┌──
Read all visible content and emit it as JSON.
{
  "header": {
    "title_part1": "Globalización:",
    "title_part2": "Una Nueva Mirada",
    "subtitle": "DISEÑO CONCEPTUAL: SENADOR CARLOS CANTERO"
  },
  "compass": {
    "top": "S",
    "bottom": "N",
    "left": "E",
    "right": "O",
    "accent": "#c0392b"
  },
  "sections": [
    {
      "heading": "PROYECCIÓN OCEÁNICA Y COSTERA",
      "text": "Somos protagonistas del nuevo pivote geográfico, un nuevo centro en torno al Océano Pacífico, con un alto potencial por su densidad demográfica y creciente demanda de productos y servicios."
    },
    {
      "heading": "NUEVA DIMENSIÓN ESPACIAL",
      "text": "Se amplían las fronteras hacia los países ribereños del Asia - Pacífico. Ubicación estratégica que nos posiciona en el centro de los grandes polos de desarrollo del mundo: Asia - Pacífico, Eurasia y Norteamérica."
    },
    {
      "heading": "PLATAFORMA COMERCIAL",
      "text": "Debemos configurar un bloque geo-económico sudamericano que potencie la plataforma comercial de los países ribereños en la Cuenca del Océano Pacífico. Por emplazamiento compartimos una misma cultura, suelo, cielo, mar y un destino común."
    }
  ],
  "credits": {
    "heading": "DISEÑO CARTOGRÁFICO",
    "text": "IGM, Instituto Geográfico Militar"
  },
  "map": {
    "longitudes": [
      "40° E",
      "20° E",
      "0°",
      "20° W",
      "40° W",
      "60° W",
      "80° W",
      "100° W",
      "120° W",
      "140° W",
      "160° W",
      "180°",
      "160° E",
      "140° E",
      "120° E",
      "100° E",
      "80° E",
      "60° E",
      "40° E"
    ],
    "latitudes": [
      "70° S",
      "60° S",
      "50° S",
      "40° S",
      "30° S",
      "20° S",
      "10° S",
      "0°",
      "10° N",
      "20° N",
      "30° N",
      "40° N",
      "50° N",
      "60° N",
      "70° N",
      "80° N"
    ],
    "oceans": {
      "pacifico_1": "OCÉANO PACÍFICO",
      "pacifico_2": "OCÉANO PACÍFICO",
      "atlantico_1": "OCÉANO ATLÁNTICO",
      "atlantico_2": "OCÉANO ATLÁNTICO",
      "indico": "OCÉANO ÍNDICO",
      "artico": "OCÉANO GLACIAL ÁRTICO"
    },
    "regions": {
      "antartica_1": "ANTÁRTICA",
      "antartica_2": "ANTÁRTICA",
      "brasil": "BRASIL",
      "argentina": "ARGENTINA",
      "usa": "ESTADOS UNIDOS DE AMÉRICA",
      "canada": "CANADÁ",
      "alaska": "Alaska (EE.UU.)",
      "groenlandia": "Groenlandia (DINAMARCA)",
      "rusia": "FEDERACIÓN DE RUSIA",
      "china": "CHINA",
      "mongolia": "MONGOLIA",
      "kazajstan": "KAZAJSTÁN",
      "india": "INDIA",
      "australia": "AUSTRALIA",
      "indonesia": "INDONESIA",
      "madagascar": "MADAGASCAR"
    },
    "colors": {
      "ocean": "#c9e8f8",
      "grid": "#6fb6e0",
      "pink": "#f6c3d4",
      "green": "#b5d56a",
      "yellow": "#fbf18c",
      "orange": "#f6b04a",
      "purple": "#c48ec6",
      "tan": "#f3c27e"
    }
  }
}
└──
• [WHAT THE EXERCISE ASKS] In the listing above, find the lines holding the word "text" and copy them.

• [RESPONSE TO THE TASK]
      "text": "Somos protagonistas del nuevo pivote geográfico, un nuevo centro en torno al Océano Pacífico, con un alto potencial por su densidad demográfica y creciente demanda de productos y servicios."
      "text": "Se amplían las fronteras hacia los países ribereños del Asia - Pacífico. Ubicación estratégica que nos posiciona en el centro de los grandes polos de desarrollo del mundo: Asia - Pacífico, Eurasia y Norteamérica."
      "text": "Debemos configurar un bloque geo-económico sudamericano que potencie la plataforma comercial de los países ribereños en la Cuenca del Océano Pacífico. Por emplazamiento compartimos una misma cultura, suelo, cielo, mar y un destino común."
    "text": "IGM, Instituto Geográfico Militar"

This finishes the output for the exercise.